Work through the data below and give the number of lines holding "Prayer", nothing more.

Some records
###
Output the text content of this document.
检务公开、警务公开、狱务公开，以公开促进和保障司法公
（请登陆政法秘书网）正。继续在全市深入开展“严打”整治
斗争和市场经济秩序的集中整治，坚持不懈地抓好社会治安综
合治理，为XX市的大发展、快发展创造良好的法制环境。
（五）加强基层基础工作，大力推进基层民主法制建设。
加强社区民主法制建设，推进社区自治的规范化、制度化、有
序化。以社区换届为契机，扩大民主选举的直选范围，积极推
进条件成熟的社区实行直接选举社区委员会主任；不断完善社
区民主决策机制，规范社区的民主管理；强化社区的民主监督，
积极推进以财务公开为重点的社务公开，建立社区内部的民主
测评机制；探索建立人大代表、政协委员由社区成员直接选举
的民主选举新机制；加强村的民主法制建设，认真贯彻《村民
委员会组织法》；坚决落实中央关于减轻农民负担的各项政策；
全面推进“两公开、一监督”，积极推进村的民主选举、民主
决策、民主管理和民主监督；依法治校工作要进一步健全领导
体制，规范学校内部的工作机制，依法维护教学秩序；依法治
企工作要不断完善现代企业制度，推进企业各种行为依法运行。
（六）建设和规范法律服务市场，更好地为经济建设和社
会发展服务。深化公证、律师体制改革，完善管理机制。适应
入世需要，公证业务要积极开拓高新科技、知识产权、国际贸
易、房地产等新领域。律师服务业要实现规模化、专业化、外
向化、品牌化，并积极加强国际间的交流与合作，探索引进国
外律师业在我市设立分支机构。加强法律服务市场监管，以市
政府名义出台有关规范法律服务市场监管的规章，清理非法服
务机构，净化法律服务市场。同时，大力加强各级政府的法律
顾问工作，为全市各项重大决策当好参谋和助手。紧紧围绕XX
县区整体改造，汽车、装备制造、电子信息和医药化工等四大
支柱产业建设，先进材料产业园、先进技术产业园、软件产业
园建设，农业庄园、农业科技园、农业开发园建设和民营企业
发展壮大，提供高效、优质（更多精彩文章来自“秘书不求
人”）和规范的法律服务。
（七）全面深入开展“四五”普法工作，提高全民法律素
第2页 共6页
###
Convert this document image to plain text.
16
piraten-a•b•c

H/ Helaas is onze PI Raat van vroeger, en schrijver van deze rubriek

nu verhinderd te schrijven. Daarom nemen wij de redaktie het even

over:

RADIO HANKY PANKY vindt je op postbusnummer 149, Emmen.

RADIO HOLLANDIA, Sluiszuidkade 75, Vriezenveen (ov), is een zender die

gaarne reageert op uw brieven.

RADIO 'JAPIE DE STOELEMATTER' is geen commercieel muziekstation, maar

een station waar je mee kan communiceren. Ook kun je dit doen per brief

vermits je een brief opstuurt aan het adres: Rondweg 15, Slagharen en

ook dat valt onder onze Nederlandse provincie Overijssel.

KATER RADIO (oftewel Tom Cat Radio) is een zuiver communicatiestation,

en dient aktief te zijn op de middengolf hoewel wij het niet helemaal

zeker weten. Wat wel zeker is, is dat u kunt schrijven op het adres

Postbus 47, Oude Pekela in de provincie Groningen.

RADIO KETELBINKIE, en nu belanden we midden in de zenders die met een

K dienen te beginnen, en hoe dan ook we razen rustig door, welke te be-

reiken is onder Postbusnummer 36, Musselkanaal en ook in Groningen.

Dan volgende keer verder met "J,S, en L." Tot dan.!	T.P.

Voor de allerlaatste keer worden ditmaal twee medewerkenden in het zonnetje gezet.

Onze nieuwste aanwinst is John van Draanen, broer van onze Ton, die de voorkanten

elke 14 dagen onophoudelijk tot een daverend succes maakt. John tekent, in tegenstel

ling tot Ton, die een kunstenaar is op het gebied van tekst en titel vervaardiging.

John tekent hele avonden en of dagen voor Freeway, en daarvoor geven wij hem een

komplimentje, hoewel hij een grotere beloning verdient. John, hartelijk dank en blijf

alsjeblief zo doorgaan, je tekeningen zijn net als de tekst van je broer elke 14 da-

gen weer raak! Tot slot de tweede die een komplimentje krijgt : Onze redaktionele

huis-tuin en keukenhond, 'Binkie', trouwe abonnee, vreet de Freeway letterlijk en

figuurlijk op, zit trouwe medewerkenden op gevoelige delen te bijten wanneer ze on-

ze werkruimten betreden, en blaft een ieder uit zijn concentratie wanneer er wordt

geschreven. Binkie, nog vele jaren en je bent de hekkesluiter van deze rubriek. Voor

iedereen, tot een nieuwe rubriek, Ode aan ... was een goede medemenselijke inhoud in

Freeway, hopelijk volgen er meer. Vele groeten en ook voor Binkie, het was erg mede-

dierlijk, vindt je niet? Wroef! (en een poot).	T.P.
###
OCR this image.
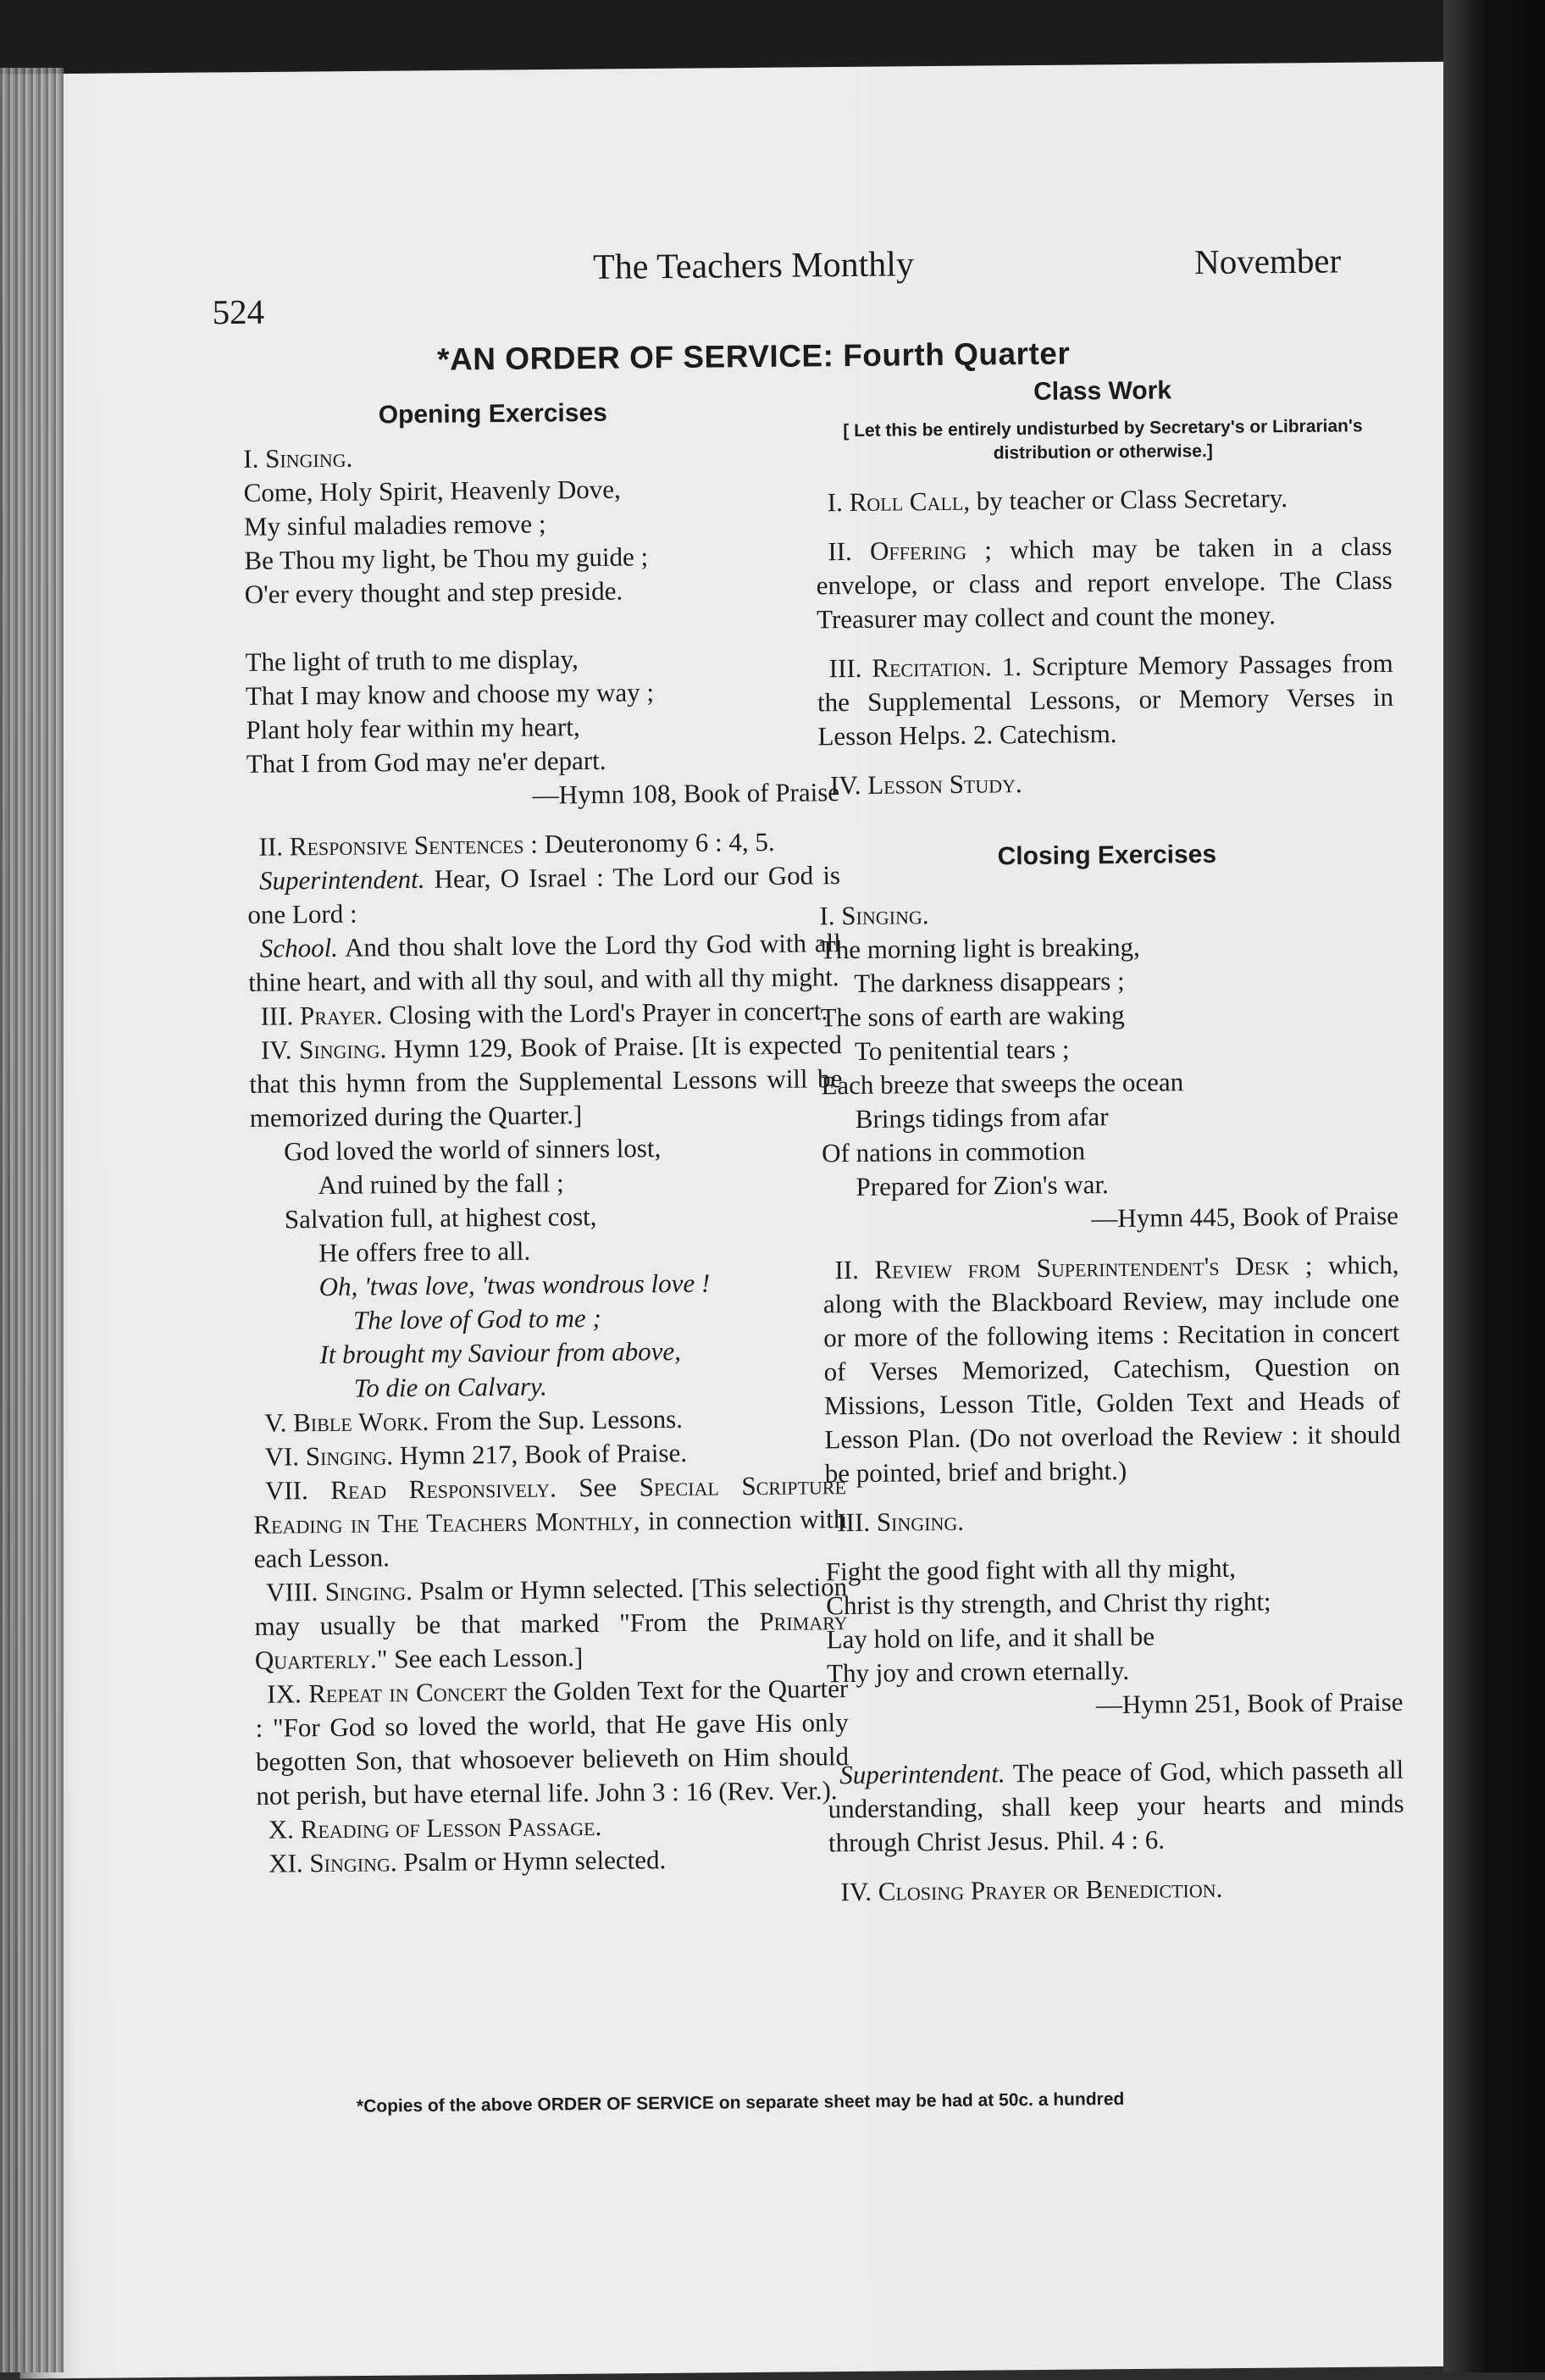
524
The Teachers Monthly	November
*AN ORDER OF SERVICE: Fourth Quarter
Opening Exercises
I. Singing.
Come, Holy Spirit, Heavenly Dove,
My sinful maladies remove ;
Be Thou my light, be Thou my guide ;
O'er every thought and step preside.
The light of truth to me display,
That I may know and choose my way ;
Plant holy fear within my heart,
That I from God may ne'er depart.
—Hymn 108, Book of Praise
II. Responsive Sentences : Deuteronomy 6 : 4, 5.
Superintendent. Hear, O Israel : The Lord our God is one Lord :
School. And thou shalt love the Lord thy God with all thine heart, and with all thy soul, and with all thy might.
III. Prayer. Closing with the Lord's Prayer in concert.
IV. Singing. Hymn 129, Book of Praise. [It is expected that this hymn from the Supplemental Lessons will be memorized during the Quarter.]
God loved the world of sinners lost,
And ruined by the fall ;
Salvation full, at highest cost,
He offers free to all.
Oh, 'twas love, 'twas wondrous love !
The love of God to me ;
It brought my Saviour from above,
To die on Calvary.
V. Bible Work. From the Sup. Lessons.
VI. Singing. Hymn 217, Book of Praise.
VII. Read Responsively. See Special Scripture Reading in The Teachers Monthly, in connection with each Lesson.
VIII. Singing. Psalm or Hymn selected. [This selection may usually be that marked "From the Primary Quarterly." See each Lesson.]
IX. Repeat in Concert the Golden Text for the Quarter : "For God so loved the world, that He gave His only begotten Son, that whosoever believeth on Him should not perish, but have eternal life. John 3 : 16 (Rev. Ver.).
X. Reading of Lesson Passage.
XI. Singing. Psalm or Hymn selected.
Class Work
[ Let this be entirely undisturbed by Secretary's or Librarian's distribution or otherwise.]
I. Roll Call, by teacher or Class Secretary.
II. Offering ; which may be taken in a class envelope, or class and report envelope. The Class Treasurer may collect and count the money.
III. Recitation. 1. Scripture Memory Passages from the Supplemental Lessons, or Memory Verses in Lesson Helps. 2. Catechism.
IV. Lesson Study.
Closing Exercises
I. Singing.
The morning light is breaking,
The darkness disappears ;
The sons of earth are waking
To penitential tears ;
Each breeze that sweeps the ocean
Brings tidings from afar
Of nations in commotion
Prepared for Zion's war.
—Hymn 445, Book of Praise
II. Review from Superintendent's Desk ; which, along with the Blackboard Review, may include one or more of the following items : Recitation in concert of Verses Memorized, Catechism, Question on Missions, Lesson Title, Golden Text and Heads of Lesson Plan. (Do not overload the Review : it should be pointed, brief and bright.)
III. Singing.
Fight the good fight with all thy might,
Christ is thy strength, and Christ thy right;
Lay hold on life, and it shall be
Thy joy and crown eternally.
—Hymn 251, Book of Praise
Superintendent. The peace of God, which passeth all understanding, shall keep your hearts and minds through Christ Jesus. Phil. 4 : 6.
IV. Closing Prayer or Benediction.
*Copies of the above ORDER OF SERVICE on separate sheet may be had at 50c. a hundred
###
• Response: 2